* **WHAT IS REQUIRED**
Transcribe every line of the records verbatim.

— start SUPPLIED MATERIAL —

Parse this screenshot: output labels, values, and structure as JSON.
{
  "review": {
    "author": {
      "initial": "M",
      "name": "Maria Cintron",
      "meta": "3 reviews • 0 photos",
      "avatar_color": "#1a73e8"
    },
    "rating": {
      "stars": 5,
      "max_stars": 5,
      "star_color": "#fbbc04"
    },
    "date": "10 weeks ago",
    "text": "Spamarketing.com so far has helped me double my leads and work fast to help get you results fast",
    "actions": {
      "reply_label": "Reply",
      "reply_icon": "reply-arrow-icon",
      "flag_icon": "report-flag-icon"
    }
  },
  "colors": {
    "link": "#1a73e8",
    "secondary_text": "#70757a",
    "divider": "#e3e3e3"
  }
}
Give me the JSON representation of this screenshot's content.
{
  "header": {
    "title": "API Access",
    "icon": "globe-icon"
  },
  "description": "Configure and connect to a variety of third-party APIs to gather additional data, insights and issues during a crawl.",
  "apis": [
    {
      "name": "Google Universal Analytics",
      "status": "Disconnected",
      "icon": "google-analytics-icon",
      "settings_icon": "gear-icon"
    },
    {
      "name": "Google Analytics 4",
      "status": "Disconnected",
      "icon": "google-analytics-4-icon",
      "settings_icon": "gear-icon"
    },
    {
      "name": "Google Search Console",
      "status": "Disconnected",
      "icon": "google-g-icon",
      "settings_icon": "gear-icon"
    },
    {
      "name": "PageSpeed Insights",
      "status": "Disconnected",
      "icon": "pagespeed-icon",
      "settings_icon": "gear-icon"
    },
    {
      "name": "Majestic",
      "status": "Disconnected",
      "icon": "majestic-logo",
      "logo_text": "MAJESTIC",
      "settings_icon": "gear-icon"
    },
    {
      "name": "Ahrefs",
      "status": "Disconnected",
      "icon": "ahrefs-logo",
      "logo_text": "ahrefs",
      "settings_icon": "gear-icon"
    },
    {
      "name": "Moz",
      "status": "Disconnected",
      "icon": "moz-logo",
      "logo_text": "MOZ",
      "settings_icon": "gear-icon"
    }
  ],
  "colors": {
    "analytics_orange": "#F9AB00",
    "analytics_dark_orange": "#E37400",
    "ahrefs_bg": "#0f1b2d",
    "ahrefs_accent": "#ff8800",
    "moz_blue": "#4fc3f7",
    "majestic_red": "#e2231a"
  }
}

— end SUPPLIED MATERIAL —

* **COMPLETED EXERCISE**
Parse this screenshot: output labels, values, and structure as JSON.
{
  "review": {
    "author": {
      "initial": "M",
      "name": "Maria Cintron",
      "meta": "3 reviews • 0 photos",
      "avatar_color": "#1a73e8"
    },
    "rating": {
      "stars": 5,
      "max_stars": 5,
      "star_color": "#fbbc04"
    },
    "date": "10 weeks ago",
    "text": "Spamarketing.com so far has helped me double my leads and work fast to help get you results fast",
    "actions": {
      "reply_label": "Reply",
      "reply_icon": "reply-arrow-icon",
      "flag_icon": "report-flag-icon"
    }
  },
  "colors": {
    "link": "#1a73e8",
    "secondary_text": "#70757a",
    "divider": "#e3e3e3"
  }
}
Give me the JSON representation of this screenshot's content.
{
  "header": {
    "title": "API Access",
    "icon": "globe-icon"
  },
  "description": "Configure and connect to a variety of third-party APIs to gather additional data, insights and issues during a crawl.",
  "apis": [
    {
      "name": "Google Universal Analytics",
      "status": "Disconnected",
      "icon": "google-analytics-icon",
      "settings_icon": "gear-icon"
    },
    {
      "name": "Google Analytics 4",
      "status": "Disconnected",
      "icon": "google-analytics-4-icon",
      "settings_icon": "gear-icon"
    },
    {
      "name": "Google Search Console",
      "status": "Disconnected",
      "icon": "google-g-icon",
      "settings_icon": "gear-icon"
    },
    {
      "name": "PageSpeed Insights",
      "status": "Disconnected",
      "icon": "pagespeed-icon",
      "settings_icon": "gear-icon"
    },
    {
      "name": "Majestic",
      "status": "Disconnected",
      "icon": "majestic-logo",
      "logo_text": "MAJESTIC",
      "settings_icon": "gear-icon"
    },
    {
      "name": "Ahrefs",
      "status": "Disconnected",
      "icon": "ahrefs-logo",
      "logo_text": "ahrefs",
      "settings_icon": "gear-icon"
    },
    {
      "name": "Moz",
      "status": "Disconnected",
      "icon": "moz-logo",
      "logo_text": "MOZ",
      "settings_icon": "gear-icon"
    }
  ],
  "colors": {
    "analytics_orange": "#F9AB00",
    "analytics_dark_orange": "#E37400",
    "ahrefs_bg": "#0f1b2d",
    "ahrefs_accent": "#ff8800",
    "moz_blue": "#4fc3f7",
    "majestic_red": "#e2231a"
  }
}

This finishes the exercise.